**What you have to do**
Find how many lines hold the word "menghalangi" and give that number only.

[Stored items from a collection]

+++

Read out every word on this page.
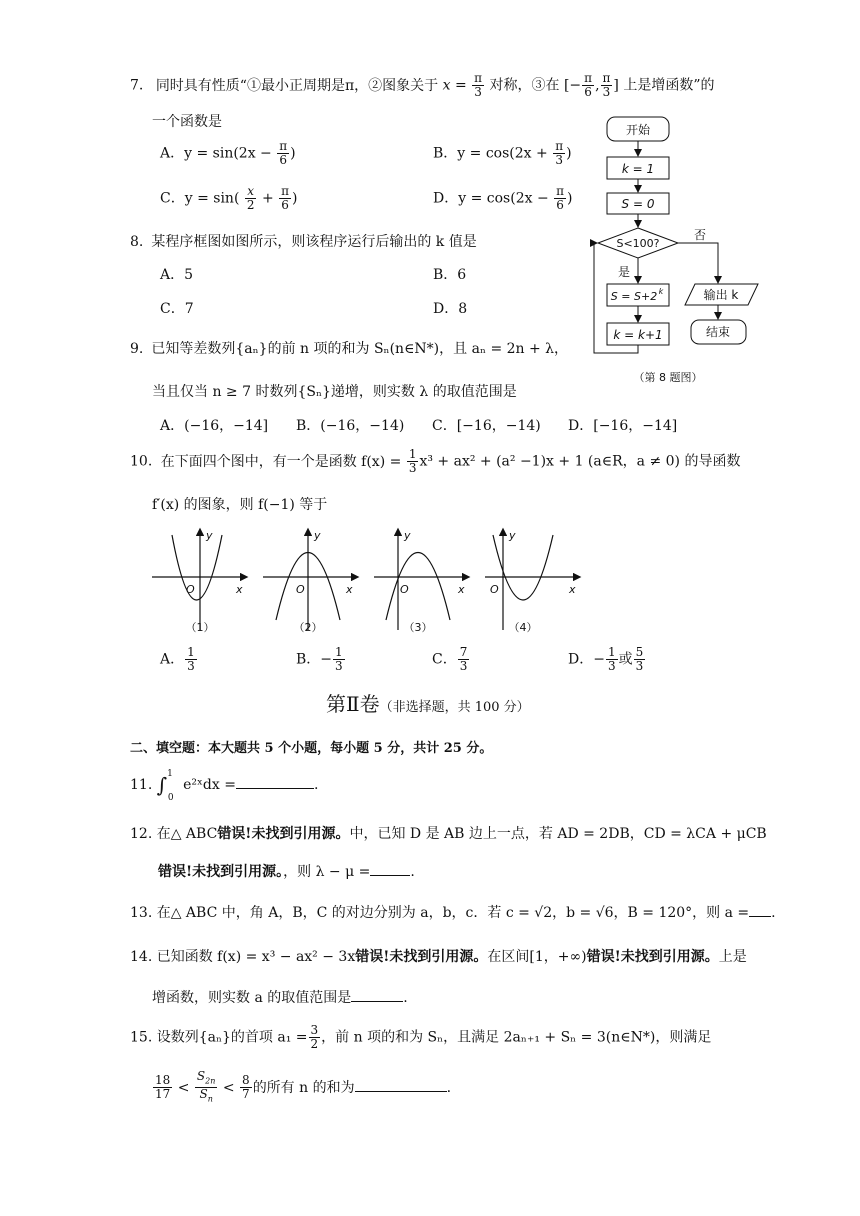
7. 同时具有性质“①最小正周期是π，②图象关于 $x = \frac{\pi}{3}$ 对称，③在 [− $\frac{\pi}{6}$ , $\frac{\pi}{3}$ ] 上是增函数”的
一个函数是
A．$y = \sin(2x - \frac{\pi}{6}$ )	B．$y = \cos(2x + \frac{\pi}{3}$ )
C．$y = \sin( \frac{x}{2} + \frac{\pi}{6}$ )	D．$y = \cos(2x - \frac{\pi}{6}$ )
8. 某程序框图如图所示，则该程序运行后输出的 k 值是
A．5	B．6
C．7	D．8
开始
k = 1
S = 0
S<100?
否
是
S = S+2 k
k = k+1
输出 k
结束
（第 8 题图）
9. 已知等差数列{aₙ}的前 n 项的和为 Sₙ(n∈N*)，且 aₙ = 2n + λ，
当且仅当 n ≥ 7 时数列{Sₙ}递增，则实数 λ 的取值范围是
A．(−16，−14] B．(−16，−14) C．[−16，−14) D．[−16，−14]
10. 在下面四个图中，有一个是函数 $f(x) = \frac{1}{3} x^3 + ax^2 + (a^2 -1)x + 1$ (a∈R，a ≠ 0) 的导函数
f′(x) 的图象，则 f(−1) 等于
y
x
O
y
x
O
y
x
O
y
x
O
（1）	（2）	（3）	（4）
A． $\frac{1}{3}$	B．− $\frac{1}{3}$	C． $\frac{7}{3}$	D．− $\frac{1}{3}$ 或 $\frac{5}{3}$
第Ⅱ卷（非选择题，共 100 分）
二、填空题：本大题共 5 个小题，每小题 5 分，共计 25 分。
11. ∫$^1_0$ e²ˣdx =	.
12. 在△ ABC错误!未找到引用源。中，已知 D 是 AB 边上一点，若 AD = 2DB，CD = λCA + μCB
错误!未找到引用源。，则 λ − μ =	.
13. 在△ ABC 中，角 A，B，C 的对边分别为 a，b，c．若 c = √2，b = √6，B = 120°，则 a = .
14. 已知函数 f(x) = x³ − ax² − 3x错误!未找到引用源。在区间[1，+∞)错误!未找到引用源。上是
增函数，则实数 a 的取值范围是	.
15. 设数列{aₙ}的首项 $a_1 = \frac{3}{2}$ ，前 n 项的和为 Sₙ，且满足 2aₙ₊₁ + Sₙ = 3(n∈N*)，则满足
$\frac{18}{17} < \frac{S_{2n}}{S_n} < \frac{8}{7}$ 的所有 n 的和为	.
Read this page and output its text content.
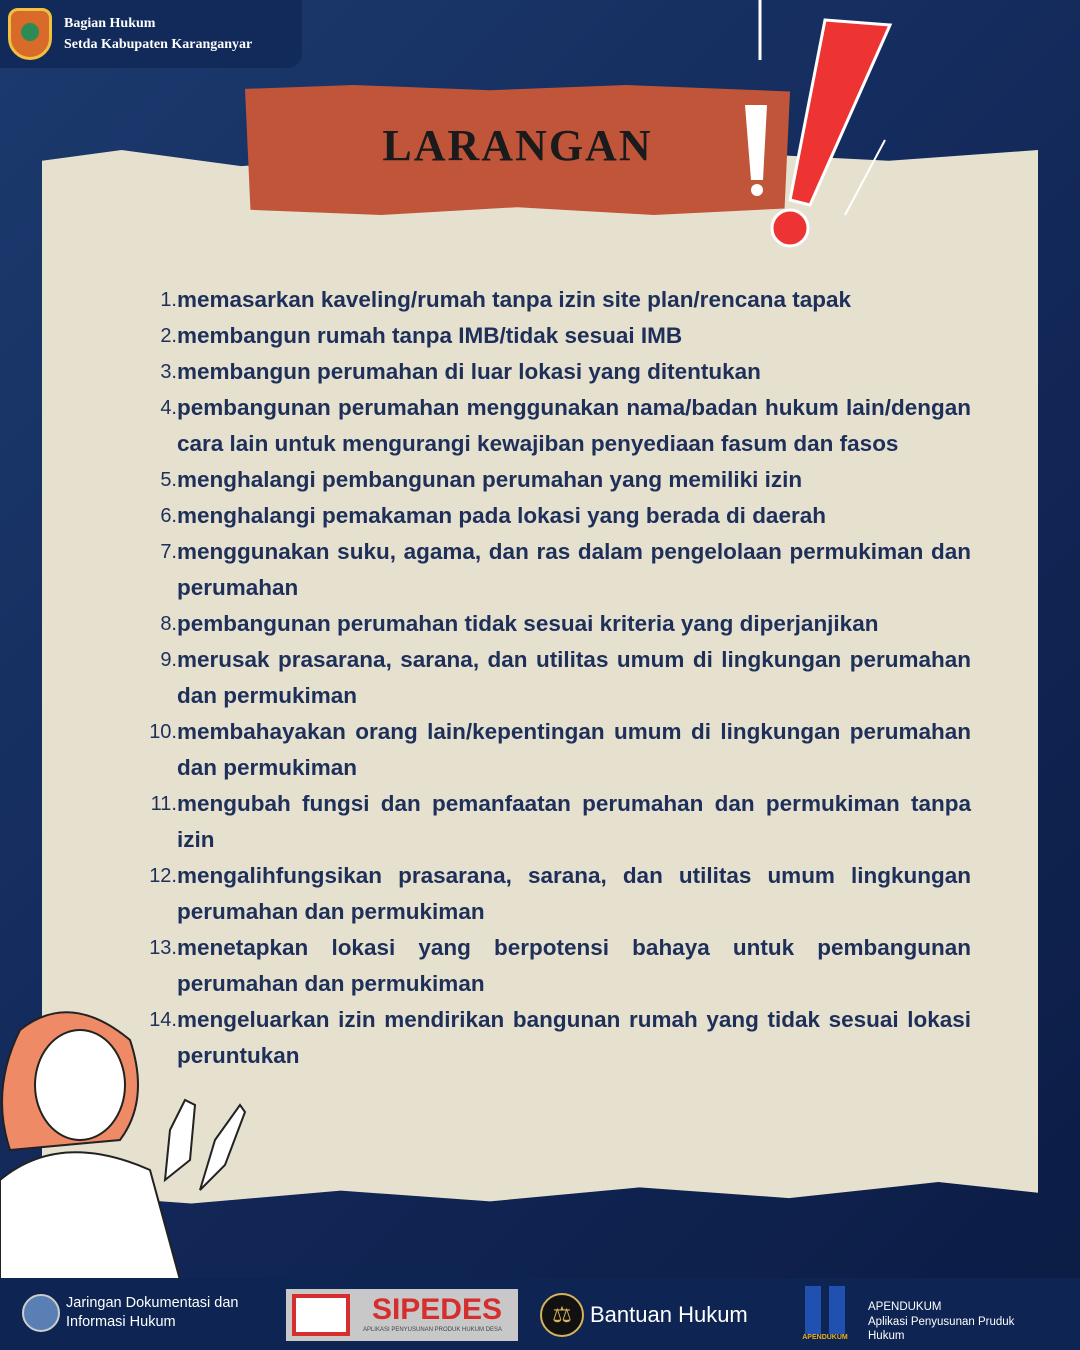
Bagian Hukum
Setda Kabupaten Karanganyar
LARANGAN
1. memasarkan kaveling/rumah tanpa izin site plan/rencana tapak
2. membangun rumah tanpa IMB/tidak sesuai IMB
3. membangun perumahan di luar lokasi yang ditentukan
4. pembangunan perumahan menggunakan nama/badan hukum lain/dengan cara lain untuk mengurangi kewajiban penyediaan fasum dan fasos
5. menghalangi pembangunan perumahan yang memiliki izin
6. menghalangi pemakaman pada lokasi yang berada di daerah
7. menggunakan suku, agama, dan ras dalam pengelolaan permukiman dan perumahan
8. pembangunan perumahan tidak sesuai kriteria yang diperjanjikan
9. merusak prasarana, sarana, dan utilitas umum di lingkungan perumahan dan permukiman
10. membahayakan orang lain/kepentingan umum di lingkungan perumahan dan permukiman
11. mengubah fungsi dan pemanfaatan perumahan dan permukiman tanpa izin
12. mengalihfungsikan prasarana, sarana, dan utilitas umum lingkungan perumahan dan permukiman
13. menetapkan lokasi yang berpotensi bahaya untuk pembangunan perumahan dan permukiman
14. mengeluarkan izin mendirikan bangunan rumah yang tidak sesuai lokasi peruntukan
Jaringan Dokumentasi dan
Informasi Hukum	SIPEDES
APLIKASI PENYUSUNAN PRODUK HUKUM DESA
⚖ Bantuan Hukum
APENDUKUM
APENDUKUM
Aplikasi Penyusunan Pruduk
Hukum
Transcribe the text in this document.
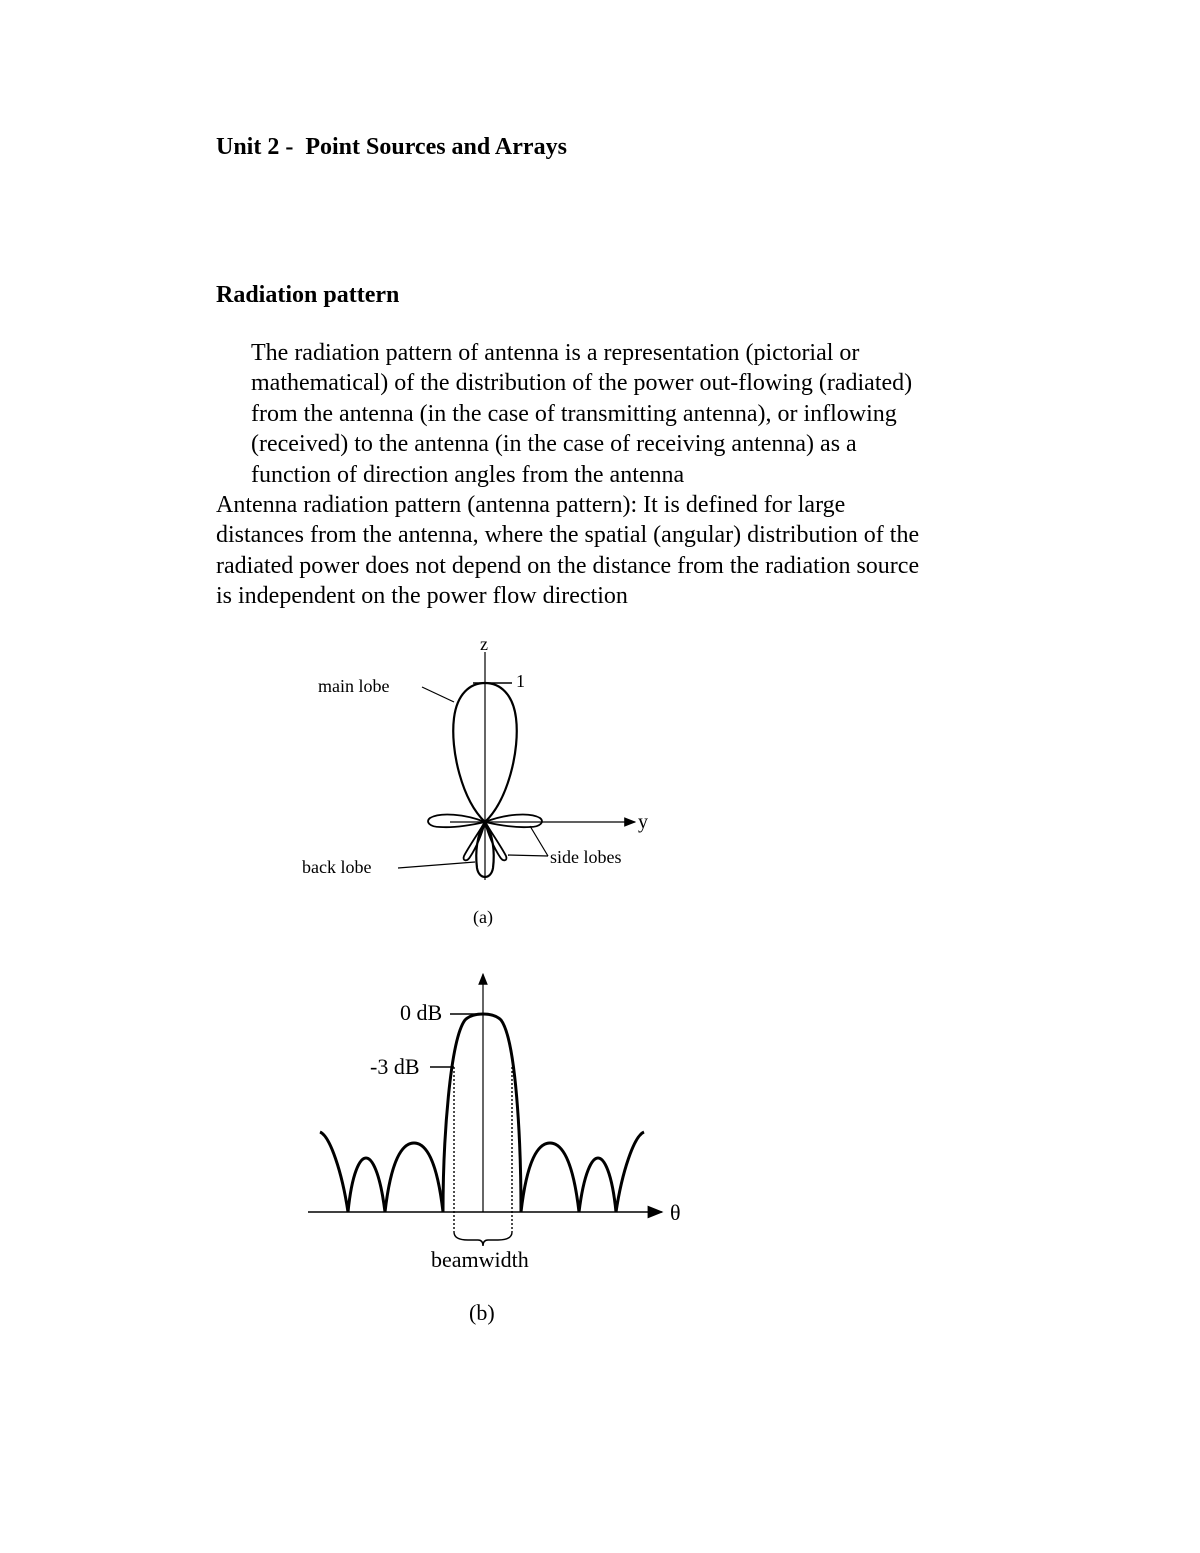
Unit 2 -  Point Sources and Arrays
Radiation pattern

The radiation pattern of antenna is a representation (pictorial or
mathematical) of the distribution of the power out-flowing (radiated)
from the antenna (in the case of transmitting antenna), or inflowing
(received) to the antenna (in the case of receiving antenna) as a
function of direction angles from the antenna

Antenna radiation pattern (antenna pattern): It is defined for large
distances from the antenna, where the spatial (angular) distribution of the
radiated power does not depend on the distance from the radiation source
is independent on the power flow direction

z
y
1
main lobe
back lobe	side lobes
(a)
0 dB
-3 dB
θ
beamwidth
(b)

+++

**Answer to the exercise**
2